- _Problem requirements_: Wherever a line holds the word "this", copy that line out.

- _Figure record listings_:
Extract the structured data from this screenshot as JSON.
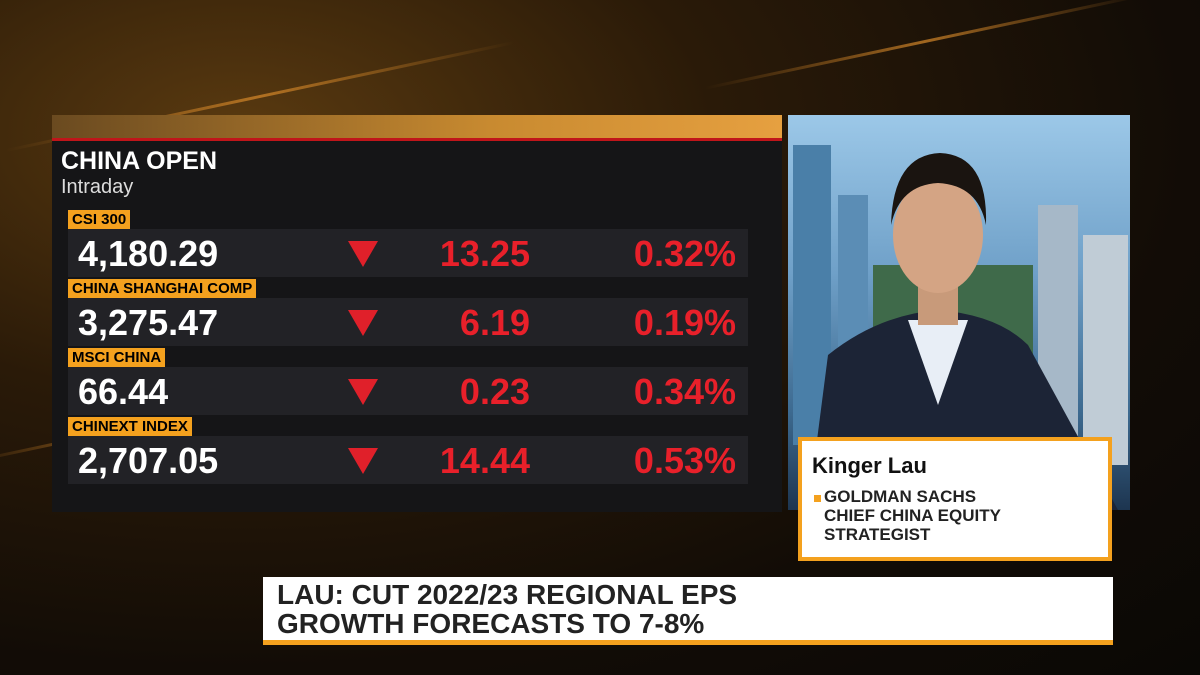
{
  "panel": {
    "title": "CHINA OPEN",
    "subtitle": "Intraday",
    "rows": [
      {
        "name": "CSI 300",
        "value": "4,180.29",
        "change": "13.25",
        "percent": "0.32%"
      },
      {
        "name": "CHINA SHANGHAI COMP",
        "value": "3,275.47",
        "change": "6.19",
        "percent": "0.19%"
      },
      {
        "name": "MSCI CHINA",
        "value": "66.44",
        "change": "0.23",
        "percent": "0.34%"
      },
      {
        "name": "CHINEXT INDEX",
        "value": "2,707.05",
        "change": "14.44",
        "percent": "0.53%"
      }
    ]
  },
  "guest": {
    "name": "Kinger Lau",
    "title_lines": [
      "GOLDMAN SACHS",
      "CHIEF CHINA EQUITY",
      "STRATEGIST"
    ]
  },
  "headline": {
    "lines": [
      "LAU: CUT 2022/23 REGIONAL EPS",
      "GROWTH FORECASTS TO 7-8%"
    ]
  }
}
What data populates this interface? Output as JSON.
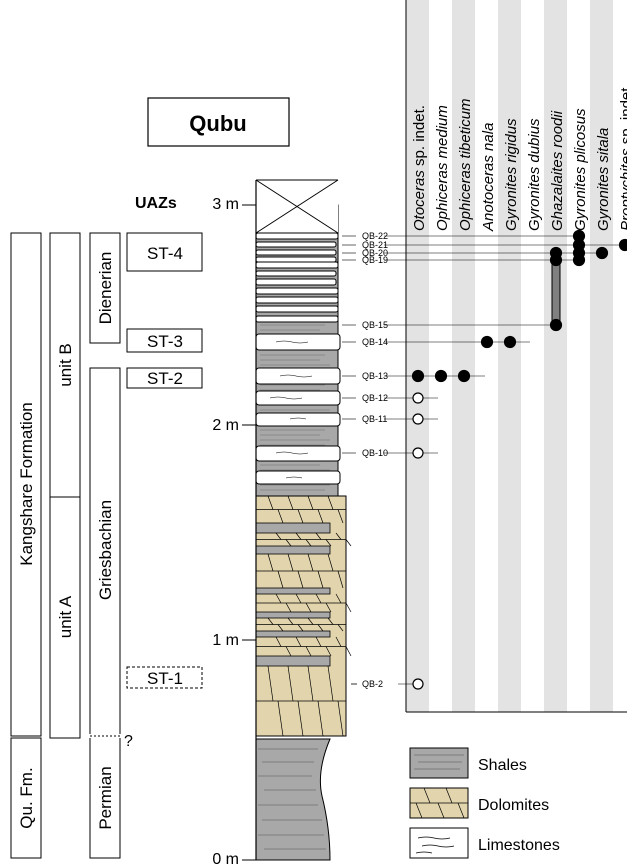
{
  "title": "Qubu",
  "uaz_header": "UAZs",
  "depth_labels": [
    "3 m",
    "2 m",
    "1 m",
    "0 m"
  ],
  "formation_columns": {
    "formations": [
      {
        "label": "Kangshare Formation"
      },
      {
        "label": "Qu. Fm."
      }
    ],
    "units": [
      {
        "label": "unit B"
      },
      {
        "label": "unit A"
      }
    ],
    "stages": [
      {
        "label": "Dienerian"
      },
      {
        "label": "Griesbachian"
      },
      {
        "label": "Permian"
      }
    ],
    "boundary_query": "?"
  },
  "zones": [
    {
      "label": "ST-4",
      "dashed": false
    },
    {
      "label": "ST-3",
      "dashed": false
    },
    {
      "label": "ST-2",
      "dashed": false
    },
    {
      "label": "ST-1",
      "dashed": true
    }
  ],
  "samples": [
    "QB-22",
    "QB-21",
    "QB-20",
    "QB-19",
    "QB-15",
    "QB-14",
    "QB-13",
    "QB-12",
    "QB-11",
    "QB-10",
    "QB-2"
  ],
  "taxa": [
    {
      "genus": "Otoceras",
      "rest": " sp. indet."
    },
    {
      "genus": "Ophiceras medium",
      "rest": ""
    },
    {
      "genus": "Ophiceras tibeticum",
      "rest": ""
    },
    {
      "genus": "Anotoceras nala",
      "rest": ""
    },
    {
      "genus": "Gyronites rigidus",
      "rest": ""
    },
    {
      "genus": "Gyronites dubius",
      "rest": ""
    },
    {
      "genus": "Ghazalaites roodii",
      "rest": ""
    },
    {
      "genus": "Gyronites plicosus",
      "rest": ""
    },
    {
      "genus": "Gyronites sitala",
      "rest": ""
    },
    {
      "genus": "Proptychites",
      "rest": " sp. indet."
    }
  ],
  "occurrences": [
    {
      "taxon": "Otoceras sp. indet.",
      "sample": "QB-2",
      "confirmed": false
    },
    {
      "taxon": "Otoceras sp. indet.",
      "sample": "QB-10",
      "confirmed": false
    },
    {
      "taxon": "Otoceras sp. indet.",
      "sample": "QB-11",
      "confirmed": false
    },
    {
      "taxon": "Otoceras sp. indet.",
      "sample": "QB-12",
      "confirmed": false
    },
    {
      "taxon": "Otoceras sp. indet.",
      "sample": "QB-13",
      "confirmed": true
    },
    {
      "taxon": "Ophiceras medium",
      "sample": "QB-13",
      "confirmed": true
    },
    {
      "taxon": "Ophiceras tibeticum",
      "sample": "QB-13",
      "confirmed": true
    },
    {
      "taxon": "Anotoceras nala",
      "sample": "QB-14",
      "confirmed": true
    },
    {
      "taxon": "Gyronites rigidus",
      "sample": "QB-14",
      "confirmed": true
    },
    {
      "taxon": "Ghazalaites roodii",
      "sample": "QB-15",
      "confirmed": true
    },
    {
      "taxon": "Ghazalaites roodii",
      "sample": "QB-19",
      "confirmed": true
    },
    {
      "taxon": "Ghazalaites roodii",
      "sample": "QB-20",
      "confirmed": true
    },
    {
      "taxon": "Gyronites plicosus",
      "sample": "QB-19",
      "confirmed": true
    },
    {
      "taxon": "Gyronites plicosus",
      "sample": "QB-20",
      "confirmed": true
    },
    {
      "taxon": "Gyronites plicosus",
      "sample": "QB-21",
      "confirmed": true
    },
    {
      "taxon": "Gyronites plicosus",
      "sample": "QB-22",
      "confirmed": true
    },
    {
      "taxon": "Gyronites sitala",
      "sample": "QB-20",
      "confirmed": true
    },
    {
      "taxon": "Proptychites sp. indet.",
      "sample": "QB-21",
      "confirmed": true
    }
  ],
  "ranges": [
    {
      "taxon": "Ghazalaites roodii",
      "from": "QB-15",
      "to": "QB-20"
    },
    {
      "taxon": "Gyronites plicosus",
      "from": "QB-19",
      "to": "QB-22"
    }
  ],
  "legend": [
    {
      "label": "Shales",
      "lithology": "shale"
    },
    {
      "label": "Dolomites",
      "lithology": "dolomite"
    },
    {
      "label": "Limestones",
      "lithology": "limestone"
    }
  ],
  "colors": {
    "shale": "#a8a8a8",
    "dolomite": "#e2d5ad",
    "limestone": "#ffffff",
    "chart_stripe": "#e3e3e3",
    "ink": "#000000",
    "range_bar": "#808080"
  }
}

- _Reply_:
Extract the structured data from this screenshot as JSON.
What data populates this interface? Output as JSON.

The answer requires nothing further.